- What the task requires:
Skip the pictures and quote all of the lines exactly.

◇ ◇ ◇ ◇

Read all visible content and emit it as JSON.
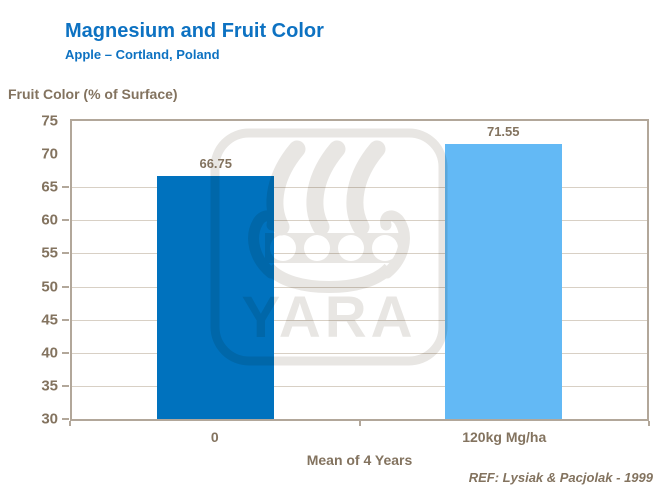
{
  "chart_data": {
    "type": "bar",
    "title": "Magnesium and Fruit Color",
    "subtitle": "Apple – Cortland, Poland",
    "y_axis_title": "Fruit Color (% of Surface)",
    "x_axis_title": "Mean of 4 Years",
    "reference": "REF: Lysiak & Pacjolak - 1999",
    "categories": [
      "0",
      "120kg Mg/ha"
    ],
    "values": [
      66.75,
      71.55
    ],
    "data_labels": [
      "66.75",
      "71.55"
    ],
    "ylim": [
      30,
      75
    ],
    "y_ticks": [
      75,
      70,
      65,
      60,
      55,
      50,
      45,
      40,
      35,
      30
    ],
    "gridline_values": [
      65,
      60,
      55,
      50,
      45,
      40,
      35
    ],
    "grid": true,
    "legend_position": "none",
    "bar_colors": [
      "#0072BE",
      "#63B9F5"
    ],
    "watermark_text": "YARA"
  },
  "colors": {
    "title_blue": "#0D72C2",
    "axis_text_brown": "#83735F",
    "gridline": "#D8D0C5",
    "plot_border": "#B2A79A",
    "watermark_gray": "#E8E6E3"
  }
}
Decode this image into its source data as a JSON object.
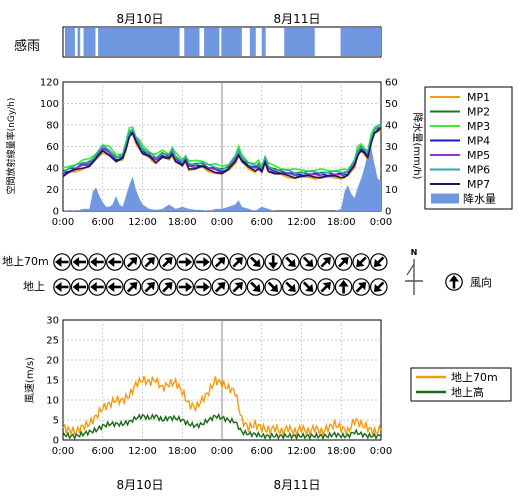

◇ ◇ ◇ ◇

- Output for this task:
Read all visible content and emit it as JSON.
{
  "chart_data": {
    "type": "bar",
    "title": "Magnesium and Fruit Color",
    "subtitle": "Apple – Cortland, Poland",
    "y_axis_title": "Fruit Color (% of Surface)",
    "x_axis_title": "Mean of 4 Years",
    "reference": "REF: Lysiak & Pacjolak - 1999",
    "categories": [
      "0",
      "120kg Mg/ha"
    ],
    "values": [
      66.75,
      71.55
    ],
    "data_labels": [
      "66.75",
      "71.55"
    ],
    "ylim": [
      30,
      75
    ],
    "y_ticks": [
      75,
      70,
      65,
      60,
      55,
      50,
      45,
      40,
      35,
      30
    ],
    "gridline_values": [
      65,
      60,
      55,
      50,
      45,
      40,
      35
    ],
    "grid": true,
    "legend_position": "none",
    "bar_colors": [
      "#0072BE",
      "#63B9F5"
    ],
    "watermark_text": "YARA"
  },
  "colors": {
    "title_blue": "#0D72C2",
    "axis_text_brown": "#83735F",
    "gridline": "#D8D0C5",
    "plot_border": "#B2A79A",
    "watermark_gray": "#E8E6E3"
  }
}
Decode this image into its source data as a JSON object.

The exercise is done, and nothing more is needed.